Exercise:
Pick out the lines in the listing below that contain the word "title" and copy them.

Source data:
------------------------------------------------------------------------

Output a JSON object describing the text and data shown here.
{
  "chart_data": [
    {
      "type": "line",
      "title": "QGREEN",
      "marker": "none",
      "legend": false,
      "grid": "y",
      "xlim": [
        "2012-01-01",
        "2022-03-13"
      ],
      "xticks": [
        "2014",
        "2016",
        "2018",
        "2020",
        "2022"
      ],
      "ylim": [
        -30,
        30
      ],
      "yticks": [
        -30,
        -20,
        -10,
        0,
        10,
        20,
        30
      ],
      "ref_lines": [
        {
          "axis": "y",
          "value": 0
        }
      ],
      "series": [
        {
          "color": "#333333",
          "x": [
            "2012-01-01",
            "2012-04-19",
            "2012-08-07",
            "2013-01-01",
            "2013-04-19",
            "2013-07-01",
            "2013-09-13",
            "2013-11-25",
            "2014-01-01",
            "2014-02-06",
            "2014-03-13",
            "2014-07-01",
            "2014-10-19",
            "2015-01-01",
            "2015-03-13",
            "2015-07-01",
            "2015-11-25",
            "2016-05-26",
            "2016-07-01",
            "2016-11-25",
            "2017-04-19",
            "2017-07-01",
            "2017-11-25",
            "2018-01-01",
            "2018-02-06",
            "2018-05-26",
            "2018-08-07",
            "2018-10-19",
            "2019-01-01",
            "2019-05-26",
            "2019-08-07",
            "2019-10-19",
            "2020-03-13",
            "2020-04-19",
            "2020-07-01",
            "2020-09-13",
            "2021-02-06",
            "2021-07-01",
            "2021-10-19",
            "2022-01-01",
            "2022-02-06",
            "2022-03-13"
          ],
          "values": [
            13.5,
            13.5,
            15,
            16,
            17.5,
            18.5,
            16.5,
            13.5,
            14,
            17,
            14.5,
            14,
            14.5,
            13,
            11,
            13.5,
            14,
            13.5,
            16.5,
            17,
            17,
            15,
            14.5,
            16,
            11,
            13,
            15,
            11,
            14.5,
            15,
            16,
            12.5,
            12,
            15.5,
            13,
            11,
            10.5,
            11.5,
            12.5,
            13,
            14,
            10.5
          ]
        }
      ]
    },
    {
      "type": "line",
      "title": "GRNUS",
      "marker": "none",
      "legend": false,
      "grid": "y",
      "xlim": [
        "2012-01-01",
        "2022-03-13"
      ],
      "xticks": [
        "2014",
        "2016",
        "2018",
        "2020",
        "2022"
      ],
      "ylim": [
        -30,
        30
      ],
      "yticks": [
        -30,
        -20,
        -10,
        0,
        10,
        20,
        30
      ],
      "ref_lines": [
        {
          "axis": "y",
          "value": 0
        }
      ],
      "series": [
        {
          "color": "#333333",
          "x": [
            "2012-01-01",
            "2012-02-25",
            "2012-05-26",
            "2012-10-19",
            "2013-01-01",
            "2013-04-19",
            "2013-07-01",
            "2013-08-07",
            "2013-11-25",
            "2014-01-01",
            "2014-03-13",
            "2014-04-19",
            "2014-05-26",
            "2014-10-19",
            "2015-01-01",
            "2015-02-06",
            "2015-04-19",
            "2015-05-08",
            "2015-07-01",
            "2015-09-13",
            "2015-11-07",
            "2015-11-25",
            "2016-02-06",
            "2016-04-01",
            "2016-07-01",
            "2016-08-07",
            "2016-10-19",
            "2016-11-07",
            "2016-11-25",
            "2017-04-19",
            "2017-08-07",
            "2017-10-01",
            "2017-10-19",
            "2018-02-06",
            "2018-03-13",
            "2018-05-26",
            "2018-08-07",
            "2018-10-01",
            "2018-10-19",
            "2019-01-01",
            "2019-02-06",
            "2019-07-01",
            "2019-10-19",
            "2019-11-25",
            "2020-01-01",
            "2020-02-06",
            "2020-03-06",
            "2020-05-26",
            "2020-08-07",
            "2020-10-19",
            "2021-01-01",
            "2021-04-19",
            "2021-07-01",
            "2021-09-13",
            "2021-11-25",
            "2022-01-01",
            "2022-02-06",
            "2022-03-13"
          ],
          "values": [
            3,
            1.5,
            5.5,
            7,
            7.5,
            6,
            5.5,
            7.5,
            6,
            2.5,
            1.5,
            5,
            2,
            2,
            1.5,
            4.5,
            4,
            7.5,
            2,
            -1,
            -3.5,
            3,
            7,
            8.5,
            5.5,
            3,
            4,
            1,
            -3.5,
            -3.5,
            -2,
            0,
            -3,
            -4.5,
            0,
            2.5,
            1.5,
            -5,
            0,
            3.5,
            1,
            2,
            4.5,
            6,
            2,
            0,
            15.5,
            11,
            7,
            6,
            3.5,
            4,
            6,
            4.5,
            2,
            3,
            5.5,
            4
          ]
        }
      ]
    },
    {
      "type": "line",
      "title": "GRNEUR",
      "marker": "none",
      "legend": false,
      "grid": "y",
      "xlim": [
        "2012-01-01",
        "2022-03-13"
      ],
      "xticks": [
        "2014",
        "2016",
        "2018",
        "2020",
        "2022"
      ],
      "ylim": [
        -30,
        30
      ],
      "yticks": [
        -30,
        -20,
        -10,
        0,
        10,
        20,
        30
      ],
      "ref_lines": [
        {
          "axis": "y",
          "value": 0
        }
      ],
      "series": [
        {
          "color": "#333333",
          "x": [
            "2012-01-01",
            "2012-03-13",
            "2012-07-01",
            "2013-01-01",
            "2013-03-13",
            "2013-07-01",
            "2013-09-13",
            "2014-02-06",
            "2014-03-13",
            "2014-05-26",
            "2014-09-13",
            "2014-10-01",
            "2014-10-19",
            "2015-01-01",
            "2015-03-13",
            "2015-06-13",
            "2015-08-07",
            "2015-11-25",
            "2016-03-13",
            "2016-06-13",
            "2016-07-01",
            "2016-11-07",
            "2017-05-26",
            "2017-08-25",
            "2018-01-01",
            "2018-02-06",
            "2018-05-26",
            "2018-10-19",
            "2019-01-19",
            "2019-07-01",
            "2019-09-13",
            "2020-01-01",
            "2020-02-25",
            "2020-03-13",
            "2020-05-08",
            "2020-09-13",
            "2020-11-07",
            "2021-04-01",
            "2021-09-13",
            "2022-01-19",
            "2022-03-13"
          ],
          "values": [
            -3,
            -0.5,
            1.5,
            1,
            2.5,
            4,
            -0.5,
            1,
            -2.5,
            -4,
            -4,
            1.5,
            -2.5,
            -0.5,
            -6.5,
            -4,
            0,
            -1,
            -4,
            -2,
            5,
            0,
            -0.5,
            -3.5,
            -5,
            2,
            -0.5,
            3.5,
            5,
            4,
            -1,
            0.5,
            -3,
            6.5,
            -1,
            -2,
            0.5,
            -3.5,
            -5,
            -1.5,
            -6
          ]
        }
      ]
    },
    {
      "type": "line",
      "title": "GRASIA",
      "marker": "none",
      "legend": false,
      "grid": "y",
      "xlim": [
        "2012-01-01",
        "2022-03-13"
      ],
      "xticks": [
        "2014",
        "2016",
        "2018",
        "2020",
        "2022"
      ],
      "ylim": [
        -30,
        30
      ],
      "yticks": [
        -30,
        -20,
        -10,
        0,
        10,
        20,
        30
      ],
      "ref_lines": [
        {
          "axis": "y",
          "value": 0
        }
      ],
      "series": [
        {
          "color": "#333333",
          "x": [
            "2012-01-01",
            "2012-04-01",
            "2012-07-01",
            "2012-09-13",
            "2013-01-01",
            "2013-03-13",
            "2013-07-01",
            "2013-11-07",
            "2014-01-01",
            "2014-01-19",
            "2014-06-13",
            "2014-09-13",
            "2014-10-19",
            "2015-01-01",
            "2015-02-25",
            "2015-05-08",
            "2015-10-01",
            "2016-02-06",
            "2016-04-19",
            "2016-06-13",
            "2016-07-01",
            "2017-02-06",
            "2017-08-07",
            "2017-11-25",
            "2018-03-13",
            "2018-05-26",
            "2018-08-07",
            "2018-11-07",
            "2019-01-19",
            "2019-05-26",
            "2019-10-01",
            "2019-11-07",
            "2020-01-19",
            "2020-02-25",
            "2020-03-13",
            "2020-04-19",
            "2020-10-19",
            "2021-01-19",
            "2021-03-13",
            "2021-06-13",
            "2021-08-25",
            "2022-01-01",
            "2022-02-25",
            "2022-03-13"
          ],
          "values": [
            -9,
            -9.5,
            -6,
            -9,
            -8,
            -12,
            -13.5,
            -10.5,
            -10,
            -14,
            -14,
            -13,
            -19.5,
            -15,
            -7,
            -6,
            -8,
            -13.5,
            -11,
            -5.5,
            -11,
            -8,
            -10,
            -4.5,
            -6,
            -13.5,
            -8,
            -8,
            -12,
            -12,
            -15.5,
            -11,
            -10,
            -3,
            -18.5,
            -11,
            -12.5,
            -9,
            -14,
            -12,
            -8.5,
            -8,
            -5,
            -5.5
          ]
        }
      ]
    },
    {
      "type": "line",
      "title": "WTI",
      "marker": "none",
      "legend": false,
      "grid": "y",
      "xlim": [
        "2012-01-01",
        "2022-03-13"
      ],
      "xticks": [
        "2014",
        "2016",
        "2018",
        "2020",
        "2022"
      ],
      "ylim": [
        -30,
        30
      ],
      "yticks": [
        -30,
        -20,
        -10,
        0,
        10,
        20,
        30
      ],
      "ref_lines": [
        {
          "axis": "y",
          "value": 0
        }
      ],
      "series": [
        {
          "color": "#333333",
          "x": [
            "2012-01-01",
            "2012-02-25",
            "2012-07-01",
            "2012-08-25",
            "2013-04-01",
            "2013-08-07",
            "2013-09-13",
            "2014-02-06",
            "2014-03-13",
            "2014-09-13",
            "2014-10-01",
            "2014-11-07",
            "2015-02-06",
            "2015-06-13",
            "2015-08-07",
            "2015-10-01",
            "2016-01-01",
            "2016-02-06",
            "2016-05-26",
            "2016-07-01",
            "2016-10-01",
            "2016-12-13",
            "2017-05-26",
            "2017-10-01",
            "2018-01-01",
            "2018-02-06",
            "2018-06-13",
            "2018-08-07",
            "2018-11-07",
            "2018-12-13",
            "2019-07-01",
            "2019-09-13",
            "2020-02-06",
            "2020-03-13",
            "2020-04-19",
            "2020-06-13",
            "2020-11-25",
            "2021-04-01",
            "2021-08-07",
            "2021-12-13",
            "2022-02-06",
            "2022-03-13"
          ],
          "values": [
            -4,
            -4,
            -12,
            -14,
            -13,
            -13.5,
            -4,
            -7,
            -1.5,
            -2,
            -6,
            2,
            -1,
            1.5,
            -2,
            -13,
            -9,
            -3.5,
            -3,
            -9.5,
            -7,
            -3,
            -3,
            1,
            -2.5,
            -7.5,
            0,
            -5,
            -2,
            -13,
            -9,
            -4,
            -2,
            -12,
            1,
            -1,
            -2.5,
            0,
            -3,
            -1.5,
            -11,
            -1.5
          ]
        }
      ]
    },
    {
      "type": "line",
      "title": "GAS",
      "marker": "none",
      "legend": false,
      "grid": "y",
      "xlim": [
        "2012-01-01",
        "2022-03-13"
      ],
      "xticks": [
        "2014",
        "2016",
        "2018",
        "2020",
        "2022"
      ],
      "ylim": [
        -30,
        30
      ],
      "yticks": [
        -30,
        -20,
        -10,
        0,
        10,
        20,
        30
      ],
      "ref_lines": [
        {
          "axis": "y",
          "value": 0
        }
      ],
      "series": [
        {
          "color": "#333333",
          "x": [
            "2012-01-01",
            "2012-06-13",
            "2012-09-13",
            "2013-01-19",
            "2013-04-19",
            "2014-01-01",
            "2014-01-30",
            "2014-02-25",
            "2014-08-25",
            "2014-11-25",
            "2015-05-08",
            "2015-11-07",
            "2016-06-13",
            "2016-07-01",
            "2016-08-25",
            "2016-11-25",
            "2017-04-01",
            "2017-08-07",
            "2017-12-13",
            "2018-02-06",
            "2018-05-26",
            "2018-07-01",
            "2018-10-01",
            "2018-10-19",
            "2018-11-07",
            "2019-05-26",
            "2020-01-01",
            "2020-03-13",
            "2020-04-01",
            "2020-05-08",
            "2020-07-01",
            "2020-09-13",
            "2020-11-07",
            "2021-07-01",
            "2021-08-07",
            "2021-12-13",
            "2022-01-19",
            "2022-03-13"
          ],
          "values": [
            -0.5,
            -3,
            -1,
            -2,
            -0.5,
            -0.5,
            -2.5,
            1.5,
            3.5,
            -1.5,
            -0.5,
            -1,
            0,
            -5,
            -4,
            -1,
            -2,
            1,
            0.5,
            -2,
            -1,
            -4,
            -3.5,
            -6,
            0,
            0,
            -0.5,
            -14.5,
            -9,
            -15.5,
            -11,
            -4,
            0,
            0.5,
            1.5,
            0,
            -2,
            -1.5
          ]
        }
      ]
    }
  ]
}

------------------------------------------------------------------------

Task answer:
      "title": "QGREEN",
      "title": "GRNUS",
      "title": "GRNEUR",
      "title": "GRASIA",
      "title": "WTI",
      "title": "GAS",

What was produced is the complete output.